_Enunciado A_
Extraia, sem qualquer alteração, o trecho do texto sobre o novo aeroporto que começa nas palavras "Os atuais constrangimentos" e termina depois de "a economia nacional.".
_Enunciado B_
Segundo o texto sobre o novo aeroporto, quantos passageiros recebeu o Aeroporto Humberto Delgado em 2018?

_Excerto do texto_
■ ■ ■ ■
Porquê um novo aeroporto

A necessidade de um novo aeroporto prende-se com o facto de o Aeroporto Humberto Delgado estar a operar, atualmente, com fortes constrangimentos de capacidade, uma situação que causa a perda de oportunidades estratégicas de desenvolvimento da conectividade aérea do país e do crescimento associado ao tráfego de passageiros.

A atividade do Aeroporto de Lisboa tem vindo a evidenciar, ao longo dos anos, um forte crescimento no que respeita ao número de voos e ao tráfego de passageiros. Em termos acumulados, desde 2013 e até ao fim de 2018, o número de passageiros deste aeroporto cresceu quase 73%. Este crescimento acentuado veio antecipar em mais de 10 anos as previsões iniciais de evolução da procura e acelerou o processo de saturação deste aeroporto.

Em 2018, o Aeroporto Humberto Delgado recebeu 29 milhões de passageiros, em mais um ano de crescimento. A tendência mantém-se e, no final do primeiro semestre de 2019, o novo aumento de quase 8% face ao período homólogo reforça o aumento do tráfego aéreo em Portugal.

A construção de um aeroporto complementar apresenta-se assim como uma solução que permite pelo aproveitamento das infraestruturas existentes, no Aeroporto Humberto Delgado e na Base Aérea número 6, a resposta mais económica e mais rápida às necessidades urgentes de evolução de capacidade aeroportuária na região de Lisboa. Esse projeto de absoluto interesse público deverá ser implementado com a máxima celeridade para responder à falta de capacidade atual no Aeroporto Humberto Delgado.

Os estudos técnicos promovidos pelas diferentes entidades envolvidas (ANA Aeroportos de Portugal, NAV - Navegação Aérea de Portugal, ANAC - Agência Nacional de Aviação Civil, grupo de trabalho constituído pelo Governo) foram inequívocos a apontar o desenvolvimento de um Aeroporto no Montijo como a solução mais adequada. O novo aeroporto no Montijo é de facto a opção mais vantajosa comparativamente com todas as alternativas apresentadas.

Os atuais constrangimentos de capacidade estão a criar dificuldades no desenvolvimento do tráfego, traduzindo-se numa perda de crescimento de passageiros. Qualquer solução que demorasse mais tempo, do que o novo aeroporto no Montijo, tornaria mais grave essa perda para a economia nacional.

Segundo esses estudos, caso a opção fosse pela construção de um único aeroporto de raiz, que substituísse o Aeroporto Humberto Delgado, o chamado Novo Aeroporto de Lisboa (NAL), então as perdas estimadas seriam de cerca 63 milhões de passageiros durante a concretização do projeto.

Por cada ano que passa sem solução aeroportuária implementada estima-se uma perda de receitas no setor do turismo é de 600 milhões de euros.
■ ■ ■ ■
Dados de reconhecimento da estrutura de documentos:
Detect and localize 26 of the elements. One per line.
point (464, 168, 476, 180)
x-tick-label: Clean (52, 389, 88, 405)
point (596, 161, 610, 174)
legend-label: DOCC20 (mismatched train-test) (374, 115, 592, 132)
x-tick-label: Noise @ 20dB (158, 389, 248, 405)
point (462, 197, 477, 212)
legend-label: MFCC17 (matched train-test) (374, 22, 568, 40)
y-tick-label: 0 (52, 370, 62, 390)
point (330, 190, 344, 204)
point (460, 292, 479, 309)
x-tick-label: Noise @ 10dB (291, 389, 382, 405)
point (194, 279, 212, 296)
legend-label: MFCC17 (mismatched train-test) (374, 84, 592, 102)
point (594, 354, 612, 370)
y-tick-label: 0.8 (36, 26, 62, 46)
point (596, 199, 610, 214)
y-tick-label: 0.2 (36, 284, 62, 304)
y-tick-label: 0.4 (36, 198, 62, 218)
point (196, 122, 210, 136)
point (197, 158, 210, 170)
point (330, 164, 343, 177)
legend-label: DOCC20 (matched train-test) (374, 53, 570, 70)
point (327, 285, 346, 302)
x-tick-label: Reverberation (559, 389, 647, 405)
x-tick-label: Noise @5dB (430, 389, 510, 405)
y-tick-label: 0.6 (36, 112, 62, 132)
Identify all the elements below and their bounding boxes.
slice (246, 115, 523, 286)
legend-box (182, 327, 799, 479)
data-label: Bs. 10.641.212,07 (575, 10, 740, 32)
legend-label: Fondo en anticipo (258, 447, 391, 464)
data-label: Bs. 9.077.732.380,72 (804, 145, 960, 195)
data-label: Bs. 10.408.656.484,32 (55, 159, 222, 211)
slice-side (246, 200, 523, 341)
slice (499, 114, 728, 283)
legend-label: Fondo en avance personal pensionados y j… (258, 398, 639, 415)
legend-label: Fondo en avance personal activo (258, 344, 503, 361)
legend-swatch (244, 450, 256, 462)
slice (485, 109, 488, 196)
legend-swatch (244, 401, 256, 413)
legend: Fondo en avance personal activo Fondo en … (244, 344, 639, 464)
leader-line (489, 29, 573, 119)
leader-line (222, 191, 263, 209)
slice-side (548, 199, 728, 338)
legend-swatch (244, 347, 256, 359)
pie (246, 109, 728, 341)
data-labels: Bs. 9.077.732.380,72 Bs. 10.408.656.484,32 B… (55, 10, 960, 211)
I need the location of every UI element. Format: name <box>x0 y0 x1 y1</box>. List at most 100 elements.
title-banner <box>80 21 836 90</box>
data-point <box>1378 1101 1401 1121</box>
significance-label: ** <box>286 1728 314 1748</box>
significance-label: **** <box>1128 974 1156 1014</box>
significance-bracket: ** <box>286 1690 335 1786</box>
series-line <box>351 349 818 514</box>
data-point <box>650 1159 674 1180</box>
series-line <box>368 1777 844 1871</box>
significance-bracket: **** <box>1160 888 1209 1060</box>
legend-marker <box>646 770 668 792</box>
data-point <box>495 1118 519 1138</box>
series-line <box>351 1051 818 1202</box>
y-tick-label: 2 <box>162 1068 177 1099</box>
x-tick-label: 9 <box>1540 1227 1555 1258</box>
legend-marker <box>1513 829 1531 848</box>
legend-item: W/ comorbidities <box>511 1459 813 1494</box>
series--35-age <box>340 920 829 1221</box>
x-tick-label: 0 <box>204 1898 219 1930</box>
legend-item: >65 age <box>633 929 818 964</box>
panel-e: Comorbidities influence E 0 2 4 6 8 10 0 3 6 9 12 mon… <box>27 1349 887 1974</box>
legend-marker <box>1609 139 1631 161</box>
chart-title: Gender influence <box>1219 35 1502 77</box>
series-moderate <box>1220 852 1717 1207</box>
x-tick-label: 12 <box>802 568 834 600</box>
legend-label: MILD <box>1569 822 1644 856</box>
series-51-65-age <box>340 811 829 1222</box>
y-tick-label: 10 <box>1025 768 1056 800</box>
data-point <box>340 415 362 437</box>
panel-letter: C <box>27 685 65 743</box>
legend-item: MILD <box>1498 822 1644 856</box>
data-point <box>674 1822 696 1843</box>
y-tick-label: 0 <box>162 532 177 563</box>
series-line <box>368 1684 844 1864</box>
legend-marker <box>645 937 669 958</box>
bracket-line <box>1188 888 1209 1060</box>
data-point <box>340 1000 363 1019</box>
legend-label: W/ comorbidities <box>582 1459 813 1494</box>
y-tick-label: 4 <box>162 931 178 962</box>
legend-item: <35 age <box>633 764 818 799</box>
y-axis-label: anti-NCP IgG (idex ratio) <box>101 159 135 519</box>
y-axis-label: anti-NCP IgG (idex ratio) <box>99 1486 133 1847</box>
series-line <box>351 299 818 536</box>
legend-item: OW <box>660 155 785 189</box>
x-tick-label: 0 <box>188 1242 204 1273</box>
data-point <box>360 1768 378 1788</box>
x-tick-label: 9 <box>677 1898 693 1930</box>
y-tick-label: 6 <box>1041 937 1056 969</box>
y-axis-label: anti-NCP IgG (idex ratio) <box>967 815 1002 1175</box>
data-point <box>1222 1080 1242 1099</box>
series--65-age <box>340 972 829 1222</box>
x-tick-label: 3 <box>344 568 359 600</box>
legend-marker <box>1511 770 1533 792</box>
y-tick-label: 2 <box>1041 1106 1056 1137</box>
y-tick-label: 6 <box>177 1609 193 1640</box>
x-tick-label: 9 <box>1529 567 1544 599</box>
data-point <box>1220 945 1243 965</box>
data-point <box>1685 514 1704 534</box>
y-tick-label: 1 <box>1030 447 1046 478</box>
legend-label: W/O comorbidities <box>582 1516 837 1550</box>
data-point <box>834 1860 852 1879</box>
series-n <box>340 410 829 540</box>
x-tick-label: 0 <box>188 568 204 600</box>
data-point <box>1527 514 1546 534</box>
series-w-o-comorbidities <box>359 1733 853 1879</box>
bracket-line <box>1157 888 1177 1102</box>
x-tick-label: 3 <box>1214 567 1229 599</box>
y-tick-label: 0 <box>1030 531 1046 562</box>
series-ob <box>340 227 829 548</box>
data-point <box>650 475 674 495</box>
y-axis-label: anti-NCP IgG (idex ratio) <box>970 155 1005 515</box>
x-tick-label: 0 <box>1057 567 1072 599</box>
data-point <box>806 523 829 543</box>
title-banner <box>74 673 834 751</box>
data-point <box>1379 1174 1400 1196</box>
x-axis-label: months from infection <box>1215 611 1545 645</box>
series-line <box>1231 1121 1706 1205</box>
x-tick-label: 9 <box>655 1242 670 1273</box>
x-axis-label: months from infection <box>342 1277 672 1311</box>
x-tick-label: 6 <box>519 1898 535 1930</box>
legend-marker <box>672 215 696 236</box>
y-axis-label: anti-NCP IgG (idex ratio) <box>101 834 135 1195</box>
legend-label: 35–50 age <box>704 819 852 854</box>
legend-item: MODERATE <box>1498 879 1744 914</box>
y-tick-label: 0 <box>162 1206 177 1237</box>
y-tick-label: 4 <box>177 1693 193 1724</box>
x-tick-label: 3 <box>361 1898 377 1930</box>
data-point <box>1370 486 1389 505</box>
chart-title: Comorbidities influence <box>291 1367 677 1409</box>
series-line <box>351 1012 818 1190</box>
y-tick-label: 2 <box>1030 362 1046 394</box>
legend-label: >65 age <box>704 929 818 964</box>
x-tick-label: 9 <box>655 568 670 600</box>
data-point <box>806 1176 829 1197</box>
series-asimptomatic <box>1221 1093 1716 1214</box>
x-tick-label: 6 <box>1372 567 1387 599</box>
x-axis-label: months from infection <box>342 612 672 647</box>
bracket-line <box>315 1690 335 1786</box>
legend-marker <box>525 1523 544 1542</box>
■ ■ ■ ■
_Resposta redigida A_
Os atuais constrangimentos de capacidade estão a criar dificuldades no desenvolvimento do tráfego, traduzindo-se numa perda de crescimento de passageiros. Qualquer solução que demorasse mais tempo, do que o novo aeroporto no Montijo, tornaria mais grave essa perda para a economia nacional.

_Resposta redigida B_
29 milhões de passageiros.